OBJECTIVE:
Find the lines containing the word "What" and copy every one of them.

DATA:

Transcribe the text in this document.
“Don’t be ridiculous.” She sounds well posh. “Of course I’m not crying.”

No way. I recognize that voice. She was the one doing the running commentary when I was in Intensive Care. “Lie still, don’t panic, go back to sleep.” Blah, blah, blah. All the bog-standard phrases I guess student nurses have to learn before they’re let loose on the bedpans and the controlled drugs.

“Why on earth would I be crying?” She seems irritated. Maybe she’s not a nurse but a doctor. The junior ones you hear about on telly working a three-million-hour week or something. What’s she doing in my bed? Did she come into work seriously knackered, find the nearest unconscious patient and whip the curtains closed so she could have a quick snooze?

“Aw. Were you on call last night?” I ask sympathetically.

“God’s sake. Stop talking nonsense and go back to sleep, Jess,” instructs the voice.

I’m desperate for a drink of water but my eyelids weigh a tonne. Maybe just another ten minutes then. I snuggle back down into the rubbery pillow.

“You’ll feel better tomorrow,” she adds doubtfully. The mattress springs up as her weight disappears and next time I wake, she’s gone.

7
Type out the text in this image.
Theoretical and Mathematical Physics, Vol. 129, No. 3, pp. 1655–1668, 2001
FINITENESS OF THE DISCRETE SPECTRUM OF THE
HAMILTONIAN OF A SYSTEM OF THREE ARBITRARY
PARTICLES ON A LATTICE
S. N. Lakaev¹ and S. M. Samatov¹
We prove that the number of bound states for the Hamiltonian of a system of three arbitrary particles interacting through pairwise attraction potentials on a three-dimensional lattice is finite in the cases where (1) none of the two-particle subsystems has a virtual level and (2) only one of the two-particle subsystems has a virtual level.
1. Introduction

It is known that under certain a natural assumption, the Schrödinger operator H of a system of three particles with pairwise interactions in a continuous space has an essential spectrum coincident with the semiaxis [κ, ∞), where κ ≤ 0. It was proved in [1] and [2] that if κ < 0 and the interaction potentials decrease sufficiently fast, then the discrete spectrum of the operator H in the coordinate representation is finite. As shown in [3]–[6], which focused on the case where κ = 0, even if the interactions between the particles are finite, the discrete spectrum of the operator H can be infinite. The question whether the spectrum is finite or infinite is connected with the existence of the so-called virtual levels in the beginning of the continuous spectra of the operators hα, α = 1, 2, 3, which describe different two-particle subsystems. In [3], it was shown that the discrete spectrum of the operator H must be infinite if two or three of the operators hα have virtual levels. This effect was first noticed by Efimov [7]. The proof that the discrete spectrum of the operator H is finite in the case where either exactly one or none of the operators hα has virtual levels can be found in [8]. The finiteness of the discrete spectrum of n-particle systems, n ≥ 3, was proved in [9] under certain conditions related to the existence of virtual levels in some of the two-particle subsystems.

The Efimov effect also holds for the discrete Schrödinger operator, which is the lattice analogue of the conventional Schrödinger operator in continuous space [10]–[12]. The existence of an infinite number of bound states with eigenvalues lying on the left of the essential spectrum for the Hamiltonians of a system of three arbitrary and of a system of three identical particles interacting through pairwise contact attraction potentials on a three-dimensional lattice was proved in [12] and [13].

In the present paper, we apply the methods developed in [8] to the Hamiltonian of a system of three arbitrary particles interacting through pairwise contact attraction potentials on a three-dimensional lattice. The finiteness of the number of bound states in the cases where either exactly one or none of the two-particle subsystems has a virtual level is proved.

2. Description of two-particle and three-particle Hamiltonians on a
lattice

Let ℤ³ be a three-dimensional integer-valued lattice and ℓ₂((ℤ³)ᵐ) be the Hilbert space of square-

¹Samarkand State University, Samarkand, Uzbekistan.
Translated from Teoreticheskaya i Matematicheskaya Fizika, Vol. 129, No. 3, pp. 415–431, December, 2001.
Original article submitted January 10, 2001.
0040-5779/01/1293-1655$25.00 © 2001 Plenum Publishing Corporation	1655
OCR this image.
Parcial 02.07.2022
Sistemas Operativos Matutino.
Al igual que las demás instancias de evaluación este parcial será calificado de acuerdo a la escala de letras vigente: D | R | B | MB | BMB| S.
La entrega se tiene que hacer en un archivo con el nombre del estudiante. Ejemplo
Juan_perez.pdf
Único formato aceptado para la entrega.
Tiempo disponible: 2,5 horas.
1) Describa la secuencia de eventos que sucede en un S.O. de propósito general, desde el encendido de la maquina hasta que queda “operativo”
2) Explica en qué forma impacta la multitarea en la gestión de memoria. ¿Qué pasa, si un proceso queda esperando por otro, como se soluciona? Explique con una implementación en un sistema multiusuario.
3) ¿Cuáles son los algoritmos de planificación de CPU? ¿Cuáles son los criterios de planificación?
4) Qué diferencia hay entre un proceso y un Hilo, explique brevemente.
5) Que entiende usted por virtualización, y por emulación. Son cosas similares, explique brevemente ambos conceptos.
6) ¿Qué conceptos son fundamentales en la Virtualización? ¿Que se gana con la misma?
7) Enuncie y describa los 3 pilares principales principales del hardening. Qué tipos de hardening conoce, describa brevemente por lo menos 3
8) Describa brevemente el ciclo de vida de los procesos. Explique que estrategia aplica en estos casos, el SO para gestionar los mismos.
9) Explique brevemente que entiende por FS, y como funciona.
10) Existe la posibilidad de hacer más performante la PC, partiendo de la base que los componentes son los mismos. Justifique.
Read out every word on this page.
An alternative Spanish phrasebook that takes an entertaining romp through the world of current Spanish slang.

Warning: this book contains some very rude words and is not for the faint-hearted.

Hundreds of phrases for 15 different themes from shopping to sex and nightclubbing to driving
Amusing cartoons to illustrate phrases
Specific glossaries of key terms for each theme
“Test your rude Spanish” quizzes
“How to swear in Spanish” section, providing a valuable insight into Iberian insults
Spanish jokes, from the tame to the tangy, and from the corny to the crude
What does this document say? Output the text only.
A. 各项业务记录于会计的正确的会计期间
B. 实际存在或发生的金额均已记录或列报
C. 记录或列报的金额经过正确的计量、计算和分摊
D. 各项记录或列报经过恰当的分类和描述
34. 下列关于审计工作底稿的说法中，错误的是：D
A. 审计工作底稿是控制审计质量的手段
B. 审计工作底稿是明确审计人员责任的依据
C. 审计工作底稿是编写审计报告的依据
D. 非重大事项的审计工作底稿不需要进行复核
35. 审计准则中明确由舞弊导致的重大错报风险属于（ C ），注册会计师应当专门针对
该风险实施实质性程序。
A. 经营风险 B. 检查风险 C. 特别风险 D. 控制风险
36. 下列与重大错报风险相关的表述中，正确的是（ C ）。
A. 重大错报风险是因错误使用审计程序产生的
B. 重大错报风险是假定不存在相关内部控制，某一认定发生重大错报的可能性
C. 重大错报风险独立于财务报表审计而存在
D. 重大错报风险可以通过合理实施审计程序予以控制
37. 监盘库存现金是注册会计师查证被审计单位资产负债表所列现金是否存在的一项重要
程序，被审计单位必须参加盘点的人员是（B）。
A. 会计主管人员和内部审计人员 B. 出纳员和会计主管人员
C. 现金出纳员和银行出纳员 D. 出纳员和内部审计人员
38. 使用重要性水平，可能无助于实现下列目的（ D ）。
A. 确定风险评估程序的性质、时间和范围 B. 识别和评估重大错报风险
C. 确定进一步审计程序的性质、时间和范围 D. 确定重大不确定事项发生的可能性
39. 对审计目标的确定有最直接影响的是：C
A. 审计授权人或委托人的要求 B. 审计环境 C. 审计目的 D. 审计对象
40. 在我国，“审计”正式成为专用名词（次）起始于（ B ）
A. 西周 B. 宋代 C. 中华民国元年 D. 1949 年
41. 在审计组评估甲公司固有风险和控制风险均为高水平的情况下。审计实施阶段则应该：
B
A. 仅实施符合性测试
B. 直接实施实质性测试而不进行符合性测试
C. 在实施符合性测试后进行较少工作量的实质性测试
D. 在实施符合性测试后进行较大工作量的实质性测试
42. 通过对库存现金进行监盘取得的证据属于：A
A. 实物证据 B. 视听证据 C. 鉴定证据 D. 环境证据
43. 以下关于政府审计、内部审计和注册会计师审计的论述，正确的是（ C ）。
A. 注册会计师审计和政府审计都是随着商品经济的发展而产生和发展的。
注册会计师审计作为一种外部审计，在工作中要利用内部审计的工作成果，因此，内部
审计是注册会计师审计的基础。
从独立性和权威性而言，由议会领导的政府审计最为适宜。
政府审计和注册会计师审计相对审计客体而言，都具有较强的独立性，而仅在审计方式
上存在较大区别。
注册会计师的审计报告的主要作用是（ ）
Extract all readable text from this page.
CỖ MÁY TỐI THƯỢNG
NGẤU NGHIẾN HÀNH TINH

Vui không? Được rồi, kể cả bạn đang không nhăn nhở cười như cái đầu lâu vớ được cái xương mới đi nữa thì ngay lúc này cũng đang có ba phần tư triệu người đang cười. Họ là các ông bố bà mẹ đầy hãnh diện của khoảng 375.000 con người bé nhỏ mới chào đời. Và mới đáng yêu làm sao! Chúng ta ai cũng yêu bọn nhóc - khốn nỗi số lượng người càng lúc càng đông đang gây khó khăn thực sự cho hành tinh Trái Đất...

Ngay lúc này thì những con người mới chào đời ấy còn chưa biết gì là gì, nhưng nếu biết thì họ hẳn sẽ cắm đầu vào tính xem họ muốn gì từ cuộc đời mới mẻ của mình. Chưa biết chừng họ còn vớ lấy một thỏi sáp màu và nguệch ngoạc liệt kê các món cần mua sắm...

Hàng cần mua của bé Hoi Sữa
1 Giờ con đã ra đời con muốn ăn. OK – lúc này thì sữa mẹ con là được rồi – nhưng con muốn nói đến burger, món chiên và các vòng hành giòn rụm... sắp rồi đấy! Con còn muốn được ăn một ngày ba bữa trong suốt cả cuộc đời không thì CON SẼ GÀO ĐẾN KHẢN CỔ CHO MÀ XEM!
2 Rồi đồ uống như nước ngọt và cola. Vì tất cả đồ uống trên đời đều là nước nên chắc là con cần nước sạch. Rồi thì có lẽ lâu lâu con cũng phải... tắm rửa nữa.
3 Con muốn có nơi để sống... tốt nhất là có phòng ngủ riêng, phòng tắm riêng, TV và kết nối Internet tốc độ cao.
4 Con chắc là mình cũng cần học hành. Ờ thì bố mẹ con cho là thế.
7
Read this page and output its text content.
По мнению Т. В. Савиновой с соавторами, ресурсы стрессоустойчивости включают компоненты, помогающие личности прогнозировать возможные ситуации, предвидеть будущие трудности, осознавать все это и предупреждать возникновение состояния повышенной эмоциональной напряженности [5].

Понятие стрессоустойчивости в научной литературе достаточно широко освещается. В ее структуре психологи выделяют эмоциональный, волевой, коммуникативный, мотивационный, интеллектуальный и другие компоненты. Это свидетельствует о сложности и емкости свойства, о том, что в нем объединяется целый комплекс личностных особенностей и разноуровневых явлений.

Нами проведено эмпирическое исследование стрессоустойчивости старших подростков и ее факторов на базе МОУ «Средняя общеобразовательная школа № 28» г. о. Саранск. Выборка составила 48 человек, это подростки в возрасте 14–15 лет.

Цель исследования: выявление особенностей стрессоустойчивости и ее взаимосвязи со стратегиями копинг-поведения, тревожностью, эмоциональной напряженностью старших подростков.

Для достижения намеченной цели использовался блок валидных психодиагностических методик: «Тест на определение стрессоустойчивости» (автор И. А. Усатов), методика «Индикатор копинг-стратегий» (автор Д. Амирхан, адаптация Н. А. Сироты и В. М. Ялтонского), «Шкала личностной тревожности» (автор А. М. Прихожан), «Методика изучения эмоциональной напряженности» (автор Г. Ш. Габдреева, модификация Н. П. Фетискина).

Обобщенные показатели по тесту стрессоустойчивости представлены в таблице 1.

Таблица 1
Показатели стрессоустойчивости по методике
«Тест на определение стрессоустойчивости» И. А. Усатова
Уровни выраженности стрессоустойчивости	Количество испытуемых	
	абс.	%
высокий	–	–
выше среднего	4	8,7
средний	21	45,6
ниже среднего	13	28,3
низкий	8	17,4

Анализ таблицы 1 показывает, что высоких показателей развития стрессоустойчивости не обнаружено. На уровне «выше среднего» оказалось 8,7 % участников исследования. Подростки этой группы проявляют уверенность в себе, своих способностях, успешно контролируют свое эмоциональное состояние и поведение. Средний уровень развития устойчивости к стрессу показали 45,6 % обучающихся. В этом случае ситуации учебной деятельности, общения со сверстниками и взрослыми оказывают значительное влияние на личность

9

REPLY:
“Why on earth would I be crying?” She seems irritated. Maybe she’s not a nurse but a doctor. The junior ones you hear about on telly working a three-million-hour week or something. What’s she doing in my bed? Did she come into work seriously knackered, find the nearest unconscious patient and whip the curtains closed so she could have a quick snooze?
What does this document say? Output the text only.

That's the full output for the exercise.